Extracted data entries
▬▬▬
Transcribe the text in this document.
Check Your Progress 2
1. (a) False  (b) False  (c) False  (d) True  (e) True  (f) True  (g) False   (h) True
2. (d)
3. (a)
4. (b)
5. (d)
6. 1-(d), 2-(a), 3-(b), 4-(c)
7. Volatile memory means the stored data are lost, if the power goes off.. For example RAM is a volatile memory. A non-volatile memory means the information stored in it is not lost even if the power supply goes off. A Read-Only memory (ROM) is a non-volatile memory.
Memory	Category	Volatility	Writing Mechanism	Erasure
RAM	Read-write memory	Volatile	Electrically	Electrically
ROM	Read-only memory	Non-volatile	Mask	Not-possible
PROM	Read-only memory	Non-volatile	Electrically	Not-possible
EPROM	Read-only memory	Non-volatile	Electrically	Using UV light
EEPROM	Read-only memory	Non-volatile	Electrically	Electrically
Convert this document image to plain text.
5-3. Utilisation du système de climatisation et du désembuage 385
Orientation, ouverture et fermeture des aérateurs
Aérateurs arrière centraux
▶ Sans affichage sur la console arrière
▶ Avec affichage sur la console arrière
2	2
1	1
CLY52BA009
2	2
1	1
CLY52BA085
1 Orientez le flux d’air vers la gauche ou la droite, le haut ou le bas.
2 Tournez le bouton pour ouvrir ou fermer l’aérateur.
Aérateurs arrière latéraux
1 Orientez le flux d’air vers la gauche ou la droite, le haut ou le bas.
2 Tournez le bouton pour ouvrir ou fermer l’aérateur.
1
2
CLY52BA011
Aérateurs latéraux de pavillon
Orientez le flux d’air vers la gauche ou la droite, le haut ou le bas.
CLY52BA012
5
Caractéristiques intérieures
▬▬▬
■ **Given problem**
Reproduce all the records precisely.

■ **The solution**
Transcribe the text in this document.
Check Your Progress 2
1. (a) False  (b) False  (c) False  (d) True  (e) True  (f) True  (g) False   (h) True
2. (d)
3. (a)
4. (b)
5. (d)
6. 1-(d), 2-(a), 3-(b), 4-(c)
7. Volatile memory means the stored data are lost, if the power goes off.. For example RAM is a volatile memory. A non-volatile memory means the information stored in it is not lost even if the power supply goes off. A Read-Only memory (ROM) is a non-volatile memory.
Memory	Category	Volatility	Writing Mechanism	Erasure
RAM	Read-write memory	Volatile	Electrically	Electrically
ROM	Read-only memory	Non-volatile	Mask	Not-possible
PROM	Read-only memory	Non-volatile	Electrically	Not-possible
EPROM	Read-only memory	Non-volatile	Electrically	Using UV light
EEPROM	Read-only memory	Non-volatile	Electrically	Electrically
Convert this document image to plain text.
5-3. Utilisation du système de climatisation et du désembuage 385
Orientation, ouverture et fermeture des aérateurs
Aérateurs arrière centraux
▶ Sans affichage sur la console arrière
▶ Avec affichage sur la console arrière
2	2
1	1
CLY52BA009
2	2
1	1
CLY52BA085
1 Orientez le flux d’air vers la gauche ou la droite, le haut ou le bas.
2 Tournez le bouton pour ouvrir ou fermer l’aérateur.
Aérateurs arrière latéraux
1 Orientez le flux d’air vers la gauche ou la droite, le haut ou le bas.
2 Tournez le bouton pour ouvrir ou fermer l’aérateur.
1
2
CLY52BA011
Aérateurs latéraux de pavillon
Orientez le flux d’air vers la gauche ou la droite, le haut ou le bas.
CLY52BA012
5
Caractéristiques intérieures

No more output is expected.